[Data records]
•••••

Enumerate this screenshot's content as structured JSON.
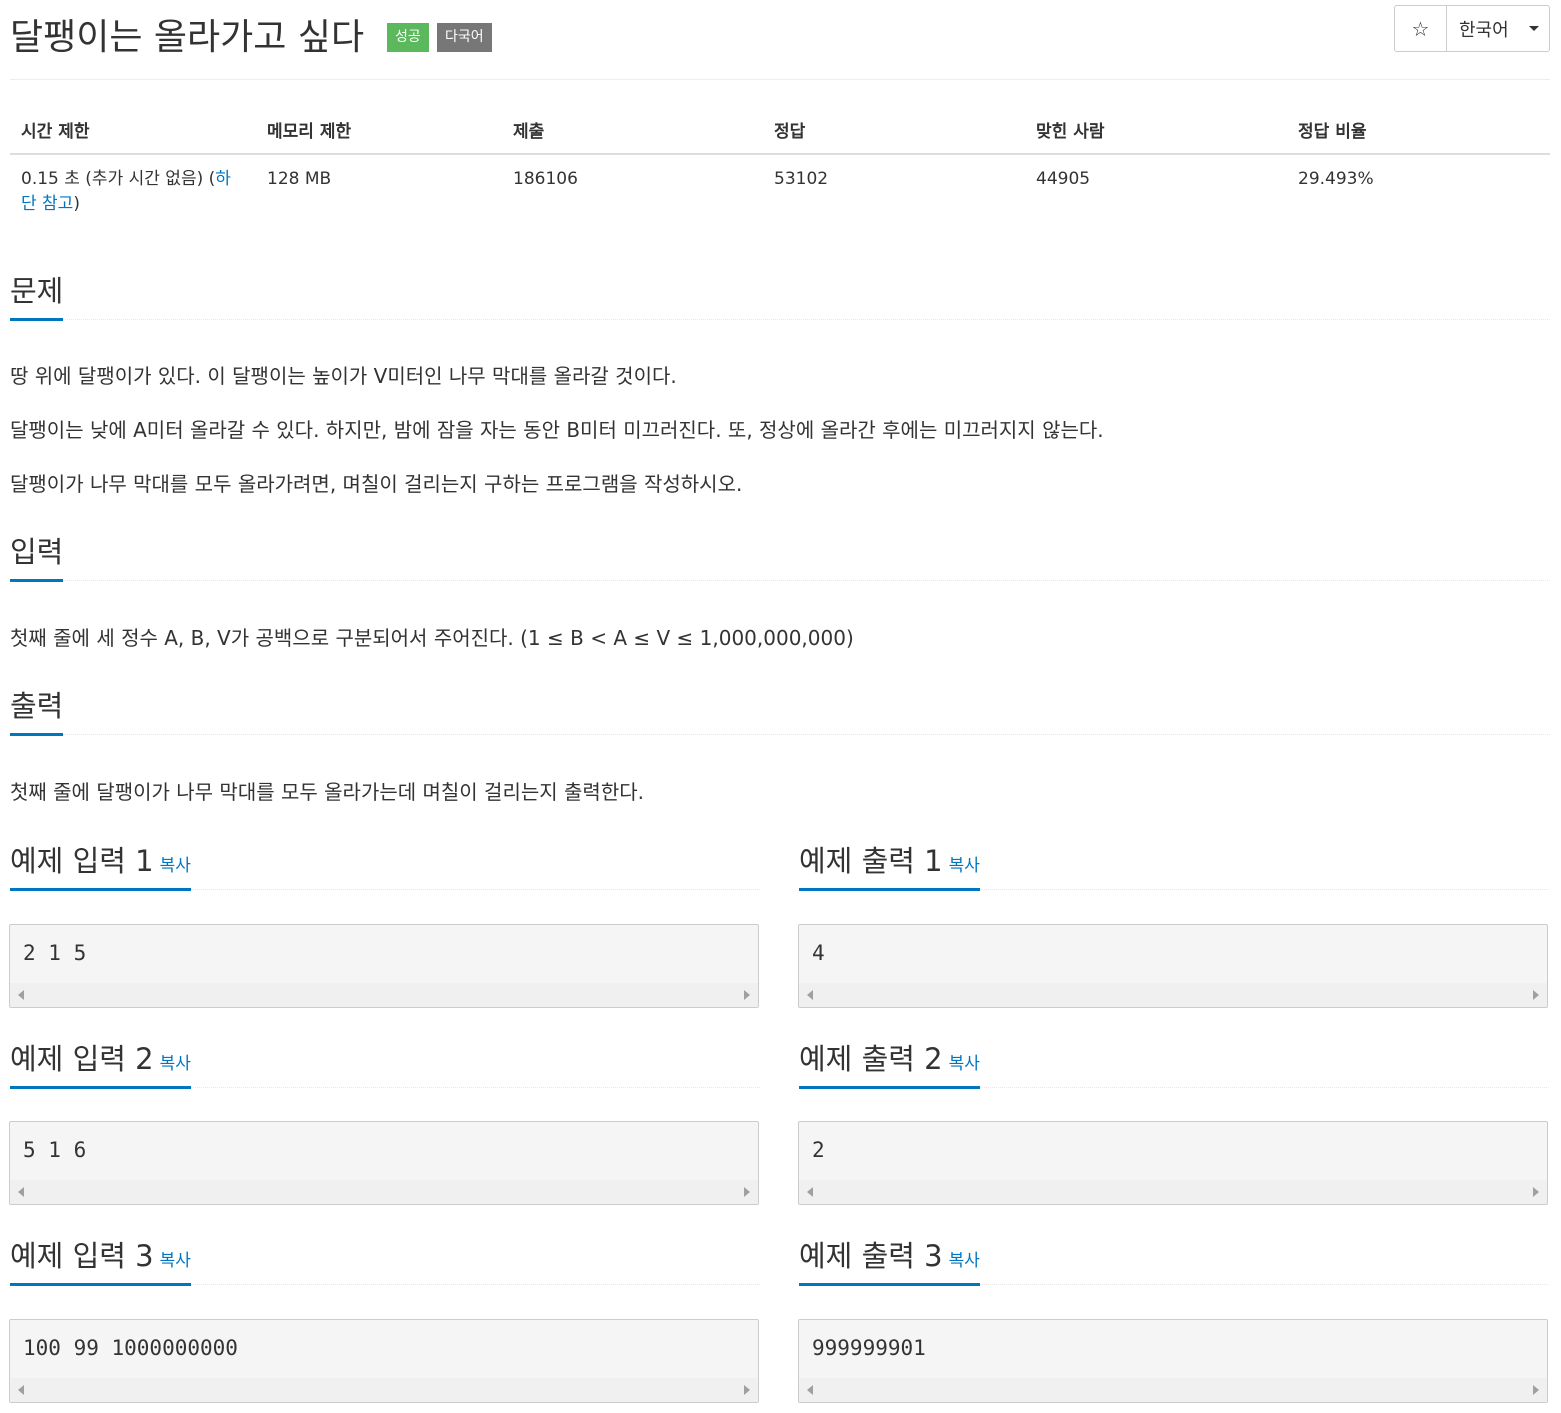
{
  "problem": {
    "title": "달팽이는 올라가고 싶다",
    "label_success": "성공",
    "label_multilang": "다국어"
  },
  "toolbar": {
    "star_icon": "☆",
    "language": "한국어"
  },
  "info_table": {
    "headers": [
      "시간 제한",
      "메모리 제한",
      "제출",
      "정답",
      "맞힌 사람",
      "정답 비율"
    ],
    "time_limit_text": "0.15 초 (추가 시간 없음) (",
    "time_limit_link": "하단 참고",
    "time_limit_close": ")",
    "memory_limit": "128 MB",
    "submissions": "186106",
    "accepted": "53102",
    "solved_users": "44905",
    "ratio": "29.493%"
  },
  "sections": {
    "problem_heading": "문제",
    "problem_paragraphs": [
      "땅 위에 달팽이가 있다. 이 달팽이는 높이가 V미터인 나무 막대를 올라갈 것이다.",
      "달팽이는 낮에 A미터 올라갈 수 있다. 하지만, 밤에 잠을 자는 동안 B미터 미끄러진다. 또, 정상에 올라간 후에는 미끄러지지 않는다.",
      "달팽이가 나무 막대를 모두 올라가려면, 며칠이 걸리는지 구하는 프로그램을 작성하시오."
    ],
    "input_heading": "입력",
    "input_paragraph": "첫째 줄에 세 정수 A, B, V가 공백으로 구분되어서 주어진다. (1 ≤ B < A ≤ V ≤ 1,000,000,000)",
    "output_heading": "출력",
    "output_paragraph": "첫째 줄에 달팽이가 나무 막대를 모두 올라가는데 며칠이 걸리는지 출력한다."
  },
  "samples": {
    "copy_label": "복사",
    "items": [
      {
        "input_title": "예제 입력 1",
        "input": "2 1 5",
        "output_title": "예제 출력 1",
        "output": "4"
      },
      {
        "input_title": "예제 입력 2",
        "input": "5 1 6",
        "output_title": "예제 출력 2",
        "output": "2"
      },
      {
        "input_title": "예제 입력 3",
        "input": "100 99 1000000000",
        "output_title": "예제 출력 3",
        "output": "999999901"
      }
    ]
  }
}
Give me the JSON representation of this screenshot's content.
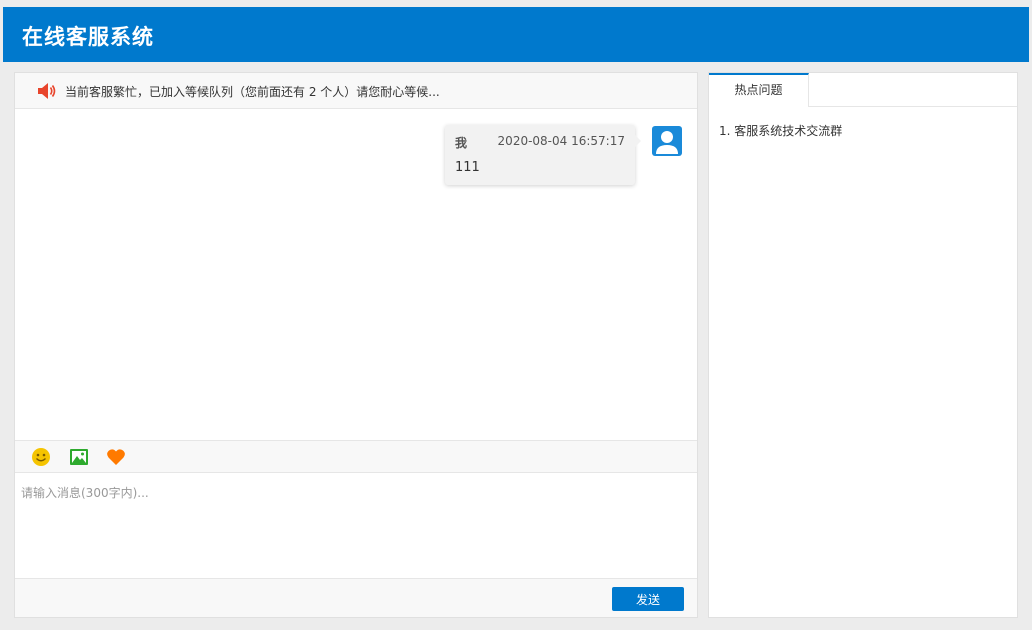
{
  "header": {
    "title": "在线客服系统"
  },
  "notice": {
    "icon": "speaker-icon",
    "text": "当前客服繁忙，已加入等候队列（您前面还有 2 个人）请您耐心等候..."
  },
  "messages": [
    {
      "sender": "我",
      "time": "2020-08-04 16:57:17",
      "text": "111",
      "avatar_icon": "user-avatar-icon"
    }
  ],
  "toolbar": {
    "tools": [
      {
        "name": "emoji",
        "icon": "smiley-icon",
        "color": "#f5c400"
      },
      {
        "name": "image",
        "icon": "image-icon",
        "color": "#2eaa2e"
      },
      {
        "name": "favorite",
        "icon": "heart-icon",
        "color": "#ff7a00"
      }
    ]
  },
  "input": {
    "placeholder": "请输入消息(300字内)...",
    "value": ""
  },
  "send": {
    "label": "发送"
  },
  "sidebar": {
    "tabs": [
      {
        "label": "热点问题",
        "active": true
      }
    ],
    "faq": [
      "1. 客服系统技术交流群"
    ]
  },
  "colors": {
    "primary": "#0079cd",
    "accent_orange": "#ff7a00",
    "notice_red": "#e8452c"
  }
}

•••••

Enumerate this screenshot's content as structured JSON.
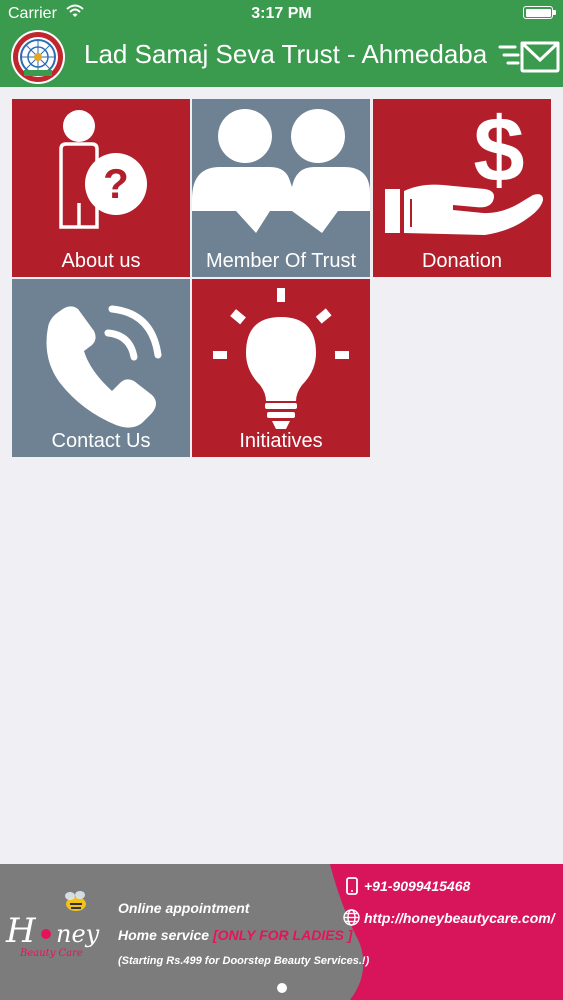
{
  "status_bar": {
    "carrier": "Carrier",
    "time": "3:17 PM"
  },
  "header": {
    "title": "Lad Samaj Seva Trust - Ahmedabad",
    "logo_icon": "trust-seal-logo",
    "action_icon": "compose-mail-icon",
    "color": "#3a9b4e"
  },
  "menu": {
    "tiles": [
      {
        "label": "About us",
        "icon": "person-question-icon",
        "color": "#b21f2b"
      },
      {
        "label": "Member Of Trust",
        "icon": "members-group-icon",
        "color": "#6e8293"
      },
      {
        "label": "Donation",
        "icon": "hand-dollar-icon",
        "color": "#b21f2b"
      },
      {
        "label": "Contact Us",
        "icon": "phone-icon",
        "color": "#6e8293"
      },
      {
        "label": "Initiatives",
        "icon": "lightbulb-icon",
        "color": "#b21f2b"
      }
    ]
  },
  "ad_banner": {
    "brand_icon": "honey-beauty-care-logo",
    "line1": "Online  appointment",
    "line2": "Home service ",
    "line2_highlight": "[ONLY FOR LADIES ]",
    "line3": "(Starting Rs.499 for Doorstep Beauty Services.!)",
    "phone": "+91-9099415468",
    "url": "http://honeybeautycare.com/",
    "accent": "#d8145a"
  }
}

•••••

> _GIVEN REQUEST_
Copy out every line holding the string "걸리는지".

> _COMPLETE RESPONSE_
      "달팽이가 나무 막대를 모두 올라가려면, 며칠이 걸리는지 구하는 프로그램을 작성하시오."
    "output_paragraph": "첫째 줄에 달팽이가 나무 막대를 모두 올라가는데 며칠이 걸리는지 출력한다."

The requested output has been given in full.